⟨

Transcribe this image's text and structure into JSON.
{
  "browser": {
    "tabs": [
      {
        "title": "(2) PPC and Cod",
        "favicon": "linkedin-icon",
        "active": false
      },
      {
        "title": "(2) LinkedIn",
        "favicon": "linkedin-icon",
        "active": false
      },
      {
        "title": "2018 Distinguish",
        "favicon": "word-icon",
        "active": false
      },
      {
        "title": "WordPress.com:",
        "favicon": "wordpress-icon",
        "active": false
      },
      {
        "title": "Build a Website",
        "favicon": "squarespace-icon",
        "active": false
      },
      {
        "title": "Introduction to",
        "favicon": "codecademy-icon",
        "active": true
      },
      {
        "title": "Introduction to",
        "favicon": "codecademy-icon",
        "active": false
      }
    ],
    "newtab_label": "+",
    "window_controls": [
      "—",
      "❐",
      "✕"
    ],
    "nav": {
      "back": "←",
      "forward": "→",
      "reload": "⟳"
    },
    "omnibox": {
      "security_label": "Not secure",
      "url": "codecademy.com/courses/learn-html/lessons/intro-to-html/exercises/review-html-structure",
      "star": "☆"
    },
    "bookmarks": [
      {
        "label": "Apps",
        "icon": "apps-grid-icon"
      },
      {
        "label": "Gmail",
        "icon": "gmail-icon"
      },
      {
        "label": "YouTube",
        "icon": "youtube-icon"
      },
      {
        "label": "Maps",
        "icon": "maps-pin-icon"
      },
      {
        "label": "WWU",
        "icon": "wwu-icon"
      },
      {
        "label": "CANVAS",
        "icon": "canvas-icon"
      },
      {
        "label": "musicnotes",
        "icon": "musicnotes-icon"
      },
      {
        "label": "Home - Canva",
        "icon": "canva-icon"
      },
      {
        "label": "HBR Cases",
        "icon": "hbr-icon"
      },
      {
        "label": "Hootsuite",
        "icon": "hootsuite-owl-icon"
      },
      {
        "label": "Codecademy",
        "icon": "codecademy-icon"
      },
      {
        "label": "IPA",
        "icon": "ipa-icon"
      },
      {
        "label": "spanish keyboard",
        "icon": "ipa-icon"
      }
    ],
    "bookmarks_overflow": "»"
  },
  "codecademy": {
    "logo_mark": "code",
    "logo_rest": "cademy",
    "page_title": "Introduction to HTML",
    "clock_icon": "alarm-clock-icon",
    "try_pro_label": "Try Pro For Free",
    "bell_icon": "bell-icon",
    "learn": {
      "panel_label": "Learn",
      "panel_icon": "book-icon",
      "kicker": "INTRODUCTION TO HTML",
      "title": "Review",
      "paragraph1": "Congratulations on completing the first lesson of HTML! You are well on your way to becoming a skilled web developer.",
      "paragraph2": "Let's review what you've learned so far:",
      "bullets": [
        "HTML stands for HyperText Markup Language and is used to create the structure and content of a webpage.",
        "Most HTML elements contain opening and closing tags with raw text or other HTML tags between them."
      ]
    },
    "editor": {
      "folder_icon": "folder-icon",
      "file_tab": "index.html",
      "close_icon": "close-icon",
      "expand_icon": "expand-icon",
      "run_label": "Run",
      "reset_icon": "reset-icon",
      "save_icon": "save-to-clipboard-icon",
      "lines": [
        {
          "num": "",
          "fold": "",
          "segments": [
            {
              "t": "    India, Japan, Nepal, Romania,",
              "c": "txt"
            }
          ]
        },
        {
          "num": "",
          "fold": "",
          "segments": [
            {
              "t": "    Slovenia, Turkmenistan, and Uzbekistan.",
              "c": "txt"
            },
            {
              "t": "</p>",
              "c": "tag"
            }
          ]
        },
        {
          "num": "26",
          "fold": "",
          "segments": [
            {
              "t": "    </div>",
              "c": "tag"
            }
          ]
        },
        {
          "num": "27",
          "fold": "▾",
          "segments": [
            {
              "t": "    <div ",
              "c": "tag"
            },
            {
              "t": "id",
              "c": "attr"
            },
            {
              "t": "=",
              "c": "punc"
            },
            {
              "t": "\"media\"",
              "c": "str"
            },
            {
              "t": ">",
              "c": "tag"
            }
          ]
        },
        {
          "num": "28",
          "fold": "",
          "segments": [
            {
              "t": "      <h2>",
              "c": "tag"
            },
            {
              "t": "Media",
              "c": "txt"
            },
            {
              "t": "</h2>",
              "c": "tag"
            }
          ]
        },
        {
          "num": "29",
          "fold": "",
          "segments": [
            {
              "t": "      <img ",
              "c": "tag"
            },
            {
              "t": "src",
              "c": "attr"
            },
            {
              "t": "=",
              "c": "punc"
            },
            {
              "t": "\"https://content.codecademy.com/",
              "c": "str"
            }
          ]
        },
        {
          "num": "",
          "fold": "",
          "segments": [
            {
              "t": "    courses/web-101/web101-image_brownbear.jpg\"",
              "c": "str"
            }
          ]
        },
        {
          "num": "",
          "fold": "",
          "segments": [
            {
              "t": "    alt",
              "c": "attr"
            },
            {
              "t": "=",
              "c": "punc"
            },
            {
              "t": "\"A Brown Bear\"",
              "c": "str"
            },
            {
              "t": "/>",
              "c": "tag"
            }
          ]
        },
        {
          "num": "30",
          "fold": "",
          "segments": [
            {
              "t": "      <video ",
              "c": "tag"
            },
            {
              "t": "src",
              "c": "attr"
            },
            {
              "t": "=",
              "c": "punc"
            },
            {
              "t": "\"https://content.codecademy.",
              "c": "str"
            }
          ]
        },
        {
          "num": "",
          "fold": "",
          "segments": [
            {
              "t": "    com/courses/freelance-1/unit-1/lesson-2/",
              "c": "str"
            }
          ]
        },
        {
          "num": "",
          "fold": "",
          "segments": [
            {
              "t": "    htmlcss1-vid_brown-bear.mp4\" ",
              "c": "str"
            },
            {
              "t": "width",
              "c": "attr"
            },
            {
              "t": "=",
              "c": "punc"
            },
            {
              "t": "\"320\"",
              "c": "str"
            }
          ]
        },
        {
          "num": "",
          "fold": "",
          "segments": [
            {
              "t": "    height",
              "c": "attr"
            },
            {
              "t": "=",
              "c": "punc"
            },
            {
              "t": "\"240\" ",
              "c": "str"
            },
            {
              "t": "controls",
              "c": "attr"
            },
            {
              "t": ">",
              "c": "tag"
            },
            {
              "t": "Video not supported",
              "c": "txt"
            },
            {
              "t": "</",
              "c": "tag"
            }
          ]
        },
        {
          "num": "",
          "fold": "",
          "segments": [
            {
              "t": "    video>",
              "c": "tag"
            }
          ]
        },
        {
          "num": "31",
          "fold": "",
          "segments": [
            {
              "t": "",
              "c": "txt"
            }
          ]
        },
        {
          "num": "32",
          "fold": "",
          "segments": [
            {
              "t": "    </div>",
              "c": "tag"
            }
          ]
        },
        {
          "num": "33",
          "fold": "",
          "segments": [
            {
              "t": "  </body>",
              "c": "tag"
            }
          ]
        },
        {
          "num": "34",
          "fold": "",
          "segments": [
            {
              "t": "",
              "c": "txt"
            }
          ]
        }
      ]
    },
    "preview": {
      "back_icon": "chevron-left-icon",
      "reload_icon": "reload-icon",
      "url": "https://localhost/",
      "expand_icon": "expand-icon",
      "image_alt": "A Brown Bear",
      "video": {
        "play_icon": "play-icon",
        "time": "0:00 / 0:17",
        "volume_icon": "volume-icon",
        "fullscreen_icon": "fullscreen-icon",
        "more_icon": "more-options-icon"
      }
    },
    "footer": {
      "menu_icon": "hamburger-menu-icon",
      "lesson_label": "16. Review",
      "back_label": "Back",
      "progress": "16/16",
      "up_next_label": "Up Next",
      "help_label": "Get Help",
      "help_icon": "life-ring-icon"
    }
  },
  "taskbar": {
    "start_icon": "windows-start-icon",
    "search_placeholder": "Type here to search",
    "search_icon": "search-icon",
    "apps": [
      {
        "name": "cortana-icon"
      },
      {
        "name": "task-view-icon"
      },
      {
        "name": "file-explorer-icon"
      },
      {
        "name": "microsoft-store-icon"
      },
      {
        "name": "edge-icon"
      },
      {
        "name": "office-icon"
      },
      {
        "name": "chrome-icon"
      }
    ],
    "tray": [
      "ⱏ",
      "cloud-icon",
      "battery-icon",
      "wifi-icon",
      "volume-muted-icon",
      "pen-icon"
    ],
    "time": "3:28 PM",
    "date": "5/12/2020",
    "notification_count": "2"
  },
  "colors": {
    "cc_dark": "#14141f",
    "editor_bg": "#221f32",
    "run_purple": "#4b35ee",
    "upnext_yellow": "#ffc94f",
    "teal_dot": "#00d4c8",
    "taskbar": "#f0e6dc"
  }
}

⟩

**Problem description**
Gather up every line in the data above that contains the word "content", copying each one.

**Full output**
        "HTML stands for HyperText Markup Language and is used to create the structure and content of a webpage.",
              "t": "\"https://content.codecademy.com/",
              "t": "\"https://content.codecademy.",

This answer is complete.